SELECTED TEXT:

================

Human nature becomes a chaos if Determinism is denied. Neither a science of human conduct nor of history is possible in its absence; for both assume a fundamental identity of human nature beneath all the comparatively superficial distinctions of colour, creed, or national divisions. The determination of the influence of climate, food, inter-tribal or international relations, of the power of ideals—moral, religious, military, national, etc.—are all so many exercises in the philosophy of Determinism. In none of these directions do we make the least allowance for the operation of an uncaused “will.” We say with absolute confidence that given a people with a military environment, and either its discomforts produce an anti-militarist feeling, or its glamour evokes a strong militarist feeling. So with all other consideration that comes before us. And as Determinism enables us to read and understand history and life, so it also provides a basis upon which we can work for reform. In the belief that certain influences will produce, in the main, a particular result, we can lay our plans and work with every prospect of ultimate success. Instead of our best endeavours being left at the mercy of an undetermined “will,” they take their place as part of the determining influences that are moulding human nature. Every action becomes a portion of the environment with which each has to deal. More, it becomes a portion of the agent’s own environment, a part of that ideal world in which we all more or less live. And the heightened consciousness that every action leaves a certain residuum for either good or ill, supplies in itself one of the strongest incentives for the exercise of self-control and furnishes an unshakable basis for self-development.

================

DATA TO EXAMINE:
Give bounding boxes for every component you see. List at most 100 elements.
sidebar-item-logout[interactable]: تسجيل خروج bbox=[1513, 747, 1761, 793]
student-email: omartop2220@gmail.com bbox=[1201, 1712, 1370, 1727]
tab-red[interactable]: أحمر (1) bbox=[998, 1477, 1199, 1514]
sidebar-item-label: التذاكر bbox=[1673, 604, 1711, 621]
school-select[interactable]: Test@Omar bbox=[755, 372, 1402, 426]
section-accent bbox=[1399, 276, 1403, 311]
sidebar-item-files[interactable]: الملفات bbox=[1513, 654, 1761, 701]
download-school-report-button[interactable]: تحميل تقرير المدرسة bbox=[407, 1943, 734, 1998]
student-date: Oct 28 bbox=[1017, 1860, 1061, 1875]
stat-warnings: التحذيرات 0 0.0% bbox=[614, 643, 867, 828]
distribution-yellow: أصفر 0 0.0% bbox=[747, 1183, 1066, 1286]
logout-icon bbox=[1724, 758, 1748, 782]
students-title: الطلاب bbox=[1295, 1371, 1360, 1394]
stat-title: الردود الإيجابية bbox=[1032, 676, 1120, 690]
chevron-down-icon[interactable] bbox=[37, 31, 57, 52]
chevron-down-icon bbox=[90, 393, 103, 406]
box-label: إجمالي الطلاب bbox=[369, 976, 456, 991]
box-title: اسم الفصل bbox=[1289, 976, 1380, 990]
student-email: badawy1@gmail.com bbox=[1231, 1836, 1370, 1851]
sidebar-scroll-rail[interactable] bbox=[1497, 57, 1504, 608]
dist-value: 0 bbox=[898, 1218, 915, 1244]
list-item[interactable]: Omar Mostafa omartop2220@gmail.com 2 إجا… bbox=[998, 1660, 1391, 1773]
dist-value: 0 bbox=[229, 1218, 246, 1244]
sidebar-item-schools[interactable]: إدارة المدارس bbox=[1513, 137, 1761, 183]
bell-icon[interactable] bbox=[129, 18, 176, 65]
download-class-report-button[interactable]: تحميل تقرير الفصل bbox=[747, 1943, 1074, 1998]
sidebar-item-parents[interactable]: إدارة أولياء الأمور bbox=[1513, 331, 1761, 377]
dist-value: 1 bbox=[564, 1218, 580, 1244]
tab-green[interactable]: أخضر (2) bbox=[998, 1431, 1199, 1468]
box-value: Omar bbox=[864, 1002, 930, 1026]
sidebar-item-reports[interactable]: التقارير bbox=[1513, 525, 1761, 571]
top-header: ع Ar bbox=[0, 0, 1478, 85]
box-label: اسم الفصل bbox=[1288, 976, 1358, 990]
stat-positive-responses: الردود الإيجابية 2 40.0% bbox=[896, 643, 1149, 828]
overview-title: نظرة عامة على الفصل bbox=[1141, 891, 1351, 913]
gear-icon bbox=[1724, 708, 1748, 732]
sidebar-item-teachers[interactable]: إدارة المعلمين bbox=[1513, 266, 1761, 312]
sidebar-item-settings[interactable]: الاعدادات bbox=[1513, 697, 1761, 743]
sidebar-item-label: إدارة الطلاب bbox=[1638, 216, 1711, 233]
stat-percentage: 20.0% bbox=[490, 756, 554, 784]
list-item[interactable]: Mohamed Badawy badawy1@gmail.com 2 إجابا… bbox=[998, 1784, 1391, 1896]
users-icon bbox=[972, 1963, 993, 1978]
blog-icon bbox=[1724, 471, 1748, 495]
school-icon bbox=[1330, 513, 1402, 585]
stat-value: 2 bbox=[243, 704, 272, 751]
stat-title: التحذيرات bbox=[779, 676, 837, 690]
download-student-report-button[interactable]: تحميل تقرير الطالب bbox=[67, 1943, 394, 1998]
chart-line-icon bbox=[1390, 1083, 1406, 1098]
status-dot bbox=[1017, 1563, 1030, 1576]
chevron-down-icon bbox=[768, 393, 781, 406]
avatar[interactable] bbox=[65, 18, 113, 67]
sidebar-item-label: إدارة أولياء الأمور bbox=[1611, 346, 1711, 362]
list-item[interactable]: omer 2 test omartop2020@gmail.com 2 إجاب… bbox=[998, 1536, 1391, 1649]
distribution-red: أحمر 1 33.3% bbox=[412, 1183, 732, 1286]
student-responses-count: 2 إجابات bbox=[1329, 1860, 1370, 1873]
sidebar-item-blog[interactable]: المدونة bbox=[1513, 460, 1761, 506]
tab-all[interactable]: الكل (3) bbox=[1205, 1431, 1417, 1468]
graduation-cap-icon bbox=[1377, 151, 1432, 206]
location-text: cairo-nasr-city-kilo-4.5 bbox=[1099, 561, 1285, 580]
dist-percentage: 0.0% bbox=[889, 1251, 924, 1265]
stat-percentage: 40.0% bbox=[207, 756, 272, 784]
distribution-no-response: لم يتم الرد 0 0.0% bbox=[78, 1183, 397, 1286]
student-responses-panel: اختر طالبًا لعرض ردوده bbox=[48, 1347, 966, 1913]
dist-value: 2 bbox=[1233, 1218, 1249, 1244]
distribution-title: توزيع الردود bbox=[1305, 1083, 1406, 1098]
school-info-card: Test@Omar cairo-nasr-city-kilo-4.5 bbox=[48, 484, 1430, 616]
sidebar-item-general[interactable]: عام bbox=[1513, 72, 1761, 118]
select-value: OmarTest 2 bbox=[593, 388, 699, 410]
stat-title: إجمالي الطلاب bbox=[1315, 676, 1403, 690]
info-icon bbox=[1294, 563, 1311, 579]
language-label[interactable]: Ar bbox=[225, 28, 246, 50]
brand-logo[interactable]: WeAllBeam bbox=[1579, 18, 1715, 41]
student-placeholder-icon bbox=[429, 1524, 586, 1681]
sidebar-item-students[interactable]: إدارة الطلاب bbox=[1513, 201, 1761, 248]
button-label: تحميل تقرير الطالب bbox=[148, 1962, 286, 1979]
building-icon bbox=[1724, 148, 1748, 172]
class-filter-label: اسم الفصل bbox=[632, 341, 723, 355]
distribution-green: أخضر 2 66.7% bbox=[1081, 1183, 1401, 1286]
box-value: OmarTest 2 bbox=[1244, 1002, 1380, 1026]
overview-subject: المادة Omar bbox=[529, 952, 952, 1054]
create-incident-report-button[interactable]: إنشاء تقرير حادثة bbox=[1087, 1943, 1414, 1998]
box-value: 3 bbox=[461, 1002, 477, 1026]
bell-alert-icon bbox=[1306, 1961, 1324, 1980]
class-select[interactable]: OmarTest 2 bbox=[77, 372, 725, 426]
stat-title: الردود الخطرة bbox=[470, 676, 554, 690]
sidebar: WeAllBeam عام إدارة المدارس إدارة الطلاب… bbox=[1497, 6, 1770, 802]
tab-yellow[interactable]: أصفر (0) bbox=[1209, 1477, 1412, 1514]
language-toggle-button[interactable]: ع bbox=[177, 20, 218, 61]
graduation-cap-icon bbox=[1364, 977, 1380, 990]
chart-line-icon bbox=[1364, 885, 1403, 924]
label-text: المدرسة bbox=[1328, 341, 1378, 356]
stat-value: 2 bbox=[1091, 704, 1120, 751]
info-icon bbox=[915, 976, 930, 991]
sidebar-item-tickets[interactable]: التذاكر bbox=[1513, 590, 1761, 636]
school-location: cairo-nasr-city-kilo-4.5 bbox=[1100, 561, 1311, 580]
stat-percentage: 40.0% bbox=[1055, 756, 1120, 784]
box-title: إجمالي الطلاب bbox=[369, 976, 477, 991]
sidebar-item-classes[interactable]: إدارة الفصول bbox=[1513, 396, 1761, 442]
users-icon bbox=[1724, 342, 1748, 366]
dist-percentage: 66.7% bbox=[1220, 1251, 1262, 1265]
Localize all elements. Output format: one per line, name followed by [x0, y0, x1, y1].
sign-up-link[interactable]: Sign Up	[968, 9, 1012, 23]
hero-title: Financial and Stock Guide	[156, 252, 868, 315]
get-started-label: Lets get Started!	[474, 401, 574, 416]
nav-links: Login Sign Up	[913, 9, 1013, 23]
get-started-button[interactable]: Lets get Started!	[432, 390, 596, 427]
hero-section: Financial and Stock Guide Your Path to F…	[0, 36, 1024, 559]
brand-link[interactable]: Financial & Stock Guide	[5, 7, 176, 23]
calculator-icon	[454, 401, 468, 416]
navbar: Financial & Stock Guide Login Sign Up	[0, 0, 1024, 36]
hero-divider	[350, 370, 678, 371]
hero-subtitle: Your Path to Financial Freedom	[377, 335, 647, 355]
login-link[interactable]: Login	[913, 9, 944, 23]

================

WHAT THE TASK REQUIRES: Please answer from the text on determinism: what two opposite feelings can a military environment produce in a people?

SOLUTION TO THIS EXERCISE: Its discomforts can produce an anti-militarist feeling, or its glamour can evoke a strong militarist feeling.